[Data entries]
====

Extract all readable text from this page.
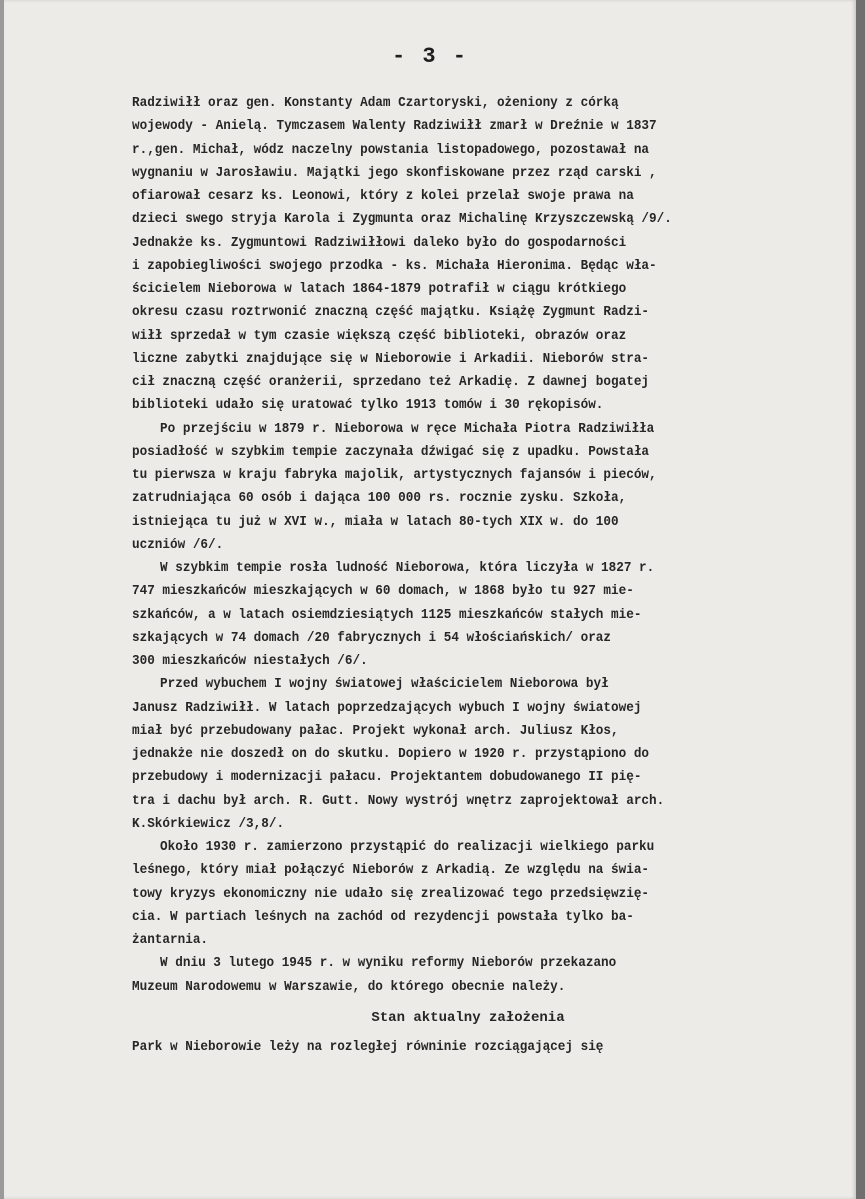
- 3 -
Radziwiłł oraz gen. Konstanty Adam Czartoryski, ożeniony z córką
wojewody - Anielą. Tymczasem Walenty Radziwiłł zmarł w Dreźnie w 1837
r.,gen. Michał, wódz naczelny powstania listopadowego, pozostawał na
wygnaniu w Jarosławiu. Majątki jego skonfiskowane przez rząd carski ,
ofiarował cesarz ks. Leonowi, który z kolei przelał swoje prawa na
dzieci swego stryja Karola i Zygmunta oraz Michalinę Krzyszczewską /9/.
Jednakże ks. Zygmuntowi Radziwiłłowi daleko było do gospodarności
i zapobiegliwości swojego przodka - ks. Michała Hieronima. Będąc wła-
ścicielem Nieborowa w latach 1864-1879 potrafił w ciągu krótkiego
okresu czasu roztrwonić znaczną część majątku. Książę Zygmunt Radzi-
wiłł sprzedał w tym czasie większą część biblioteki, obrazów oraz
liczne zabytki znajdujące się w Nieborowie i Arkadii. Nieborów stra-
cił znaczną część oranżerii, sprzedano też Arkadię. Z dawnej bogatej
biblioteki udało się uratować tylko 1913 tomów i 30 rękopisów.
Po przejściu w 1879 r. Nieborowa w ręce Michała Piotra Radziwiłła
posiadłość w szybkim tempie zaczynała dźwigać się z upadku. Powstała
tu pierwsza w kraju fabryka majolik, artystycznych fajansów i pieców,
zatrudniająca 60 osób i dająca 100 000 rs. rocznie zysku. Szkoła,
istniejąca tu już w XVI w., miała w latach 80-tych XIX w. do 100
uczniów /6/.
W szybkim tempie rosła ludność Nieborowa, która liczyła w 1827 r.
747 mieszkańców mieszkających w 60 domach, w 1868 było tu 927 mie-
szkańców, a w latach osiemdziesiątych 1125 mieszkańców stałych mie-
szkających w 74 domach /20 fabrycznych i 54 włościańskich/ oraz
300 mieszkańców niestałych /6/.
Przed wybuchem I wojny światowej właścicielem Nieborowa był
Janusz Radziwiłł. W latach poprzedzających wybuch I wojny światowej
miał być przebudowany pałac. Projekt wykonał arch. Juliusz Kłos,
jednakże nie doszedł on do skutku. Dopiero w 1920 r. przystąpiono do
przebudowy i modernizacji pałacu. Projektantem dobudowanego II pię-
tra i dachu był arch. R. Gutt. Nowy wystrój wnętrz zaprojektował arch.
K.Skórkiewicz /3,8/.
Około 1930 r. zamierzono przystąpić do realizacji wielkiego parku
leśnego, który miał połączyć Nieborów z Arkadią. Ze względu na świa-
towy kryzys ekonomiczny nie udało się zrealizować tego przedsięwzię-
cia. W partiach leśnych na zachód od rezydencji powstała tylko ba-
żantarnia.
W dniu 3 lutego 1945 r. w wyniku reformy Nieborów przekazano
Muzeum Narodowemu w Warszawie, do którego obecnie należy.
Stan aktualny założenia
Park w Nieborowie leży na rozległej równinie rozciągającej się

====

Written problem: From start to finish, output the listing exactly, but omit its pictures.

Task answer:
Extract all readable text from this page.
- 3 -
Radziwiłł oraz gen. Konstanty Adam Czartoryski, ożeniony z córką
wojewody - Anielą. Tymczasem Walenty Radziwiłł zmarł w Dreźnie w 1837
r.,gen. Michał, wódz naczelny powstania listopadowego, pozostawał na
wygnaniu w Jarosławiu. Majątki jego skonfiskowane przez rząd carski ,
ofiarował cesarz ks. Leonowi, który z kolei przelał swoje prawa na
dzieci swego stryja Karola i Zygmunta oraz Michalinę Krzyszczewską /9/.
Jednakże ks. Zygmuntowi Radziwiłłowi daleko było do gospodarności
i zapobiegliwości swojego przodka - ks. Michała Hieronima. Będąc wła-
ścicielem Nieborowa w latach 1864-1879 potrafił w ciągu krótkiego
okresu czasu roztrwonić znaczną część majątku. Książę Zygmunt Radzi-
wiłł sprzedał w tym czasie większą część biblioteki, obrazów oraz
liczne zabytki znajdujące się w Nieborowie i Arkadii. Nieborów stra-
cił znaczną część oranżerii, sprzedano też Arkadię. Z dawnej bogatej
biblioteki udało się uratować tylko 1913 tomów i 30 rękopisów.
Po przejściu w 1879 r. Nieborowa w ręce Michała Piotra Radziwiłła
posiadłość w szybkim tempie zaczynała dźwigać się z upadku. Powstała
tu pierwsza w kraju fabryka majolik, artystycznych fajansów i pieców,
zatrudniająca 60 osób i dająca 100 000 rs. rocznie zysku. Szkoła,
istniejąca tu już w XVI w., miała w latach 80-tych XIX w. do 100
uczniów /6/.
W szybkim tempie rosła ludność Nieborowa, która liczyła w 1827 r.
747 mieszkańców mieszkających w 60 domach, w 1868 było tu 927 mie-
szkańców, a w latach osiemdziesiątych 1125 mieszkańców stałych mie-
szkających w 74 domach /20 fabrycznych i 54 włościańskich/ oraz
300 mieszkańców niestałych /6/.
Przed wybuchem I wojny światowej właścicielem Nieborowa był
Janusz Radziwiłł. W latach poprzedzających wybuch I wojny światowej
miał być przebudowany pałac. Projekt wykonał arch. Juliusz Kłos,
jednakże nie doszedł on do skutku. Dopiero w 1920 r. przystąpiono do
przebudowy i modernizacji pałacu. Projektantem dobudowanego II pię-
tra i dachu był arch. R. Gutt. Nowy wystrój wnętrz zaprojektował arch.
K.Skórkiewicz /3,8/.
Około 1930 r. zamierzono przystąpić do realizacji wielkiego parku
leśnego, który miał połączyć Nieborów z Arkadią. Ze względu na świa-
towy kryzys ekonomiczny nie udało się zrealizować tego przedsięwzię-
cia. W partiach leśnych na zachód od rezydencji powstała tylko ba-
żantarnia.
W dniu 3 lutego 1945 r. w wyniku reformy Nieborów przekazano
Muzeum Narodowemu w Warszawie, do którego obecnie należy.
Stan aktualny założenia
Park w Nieborowie leży na rozległej równinie rozciągającej się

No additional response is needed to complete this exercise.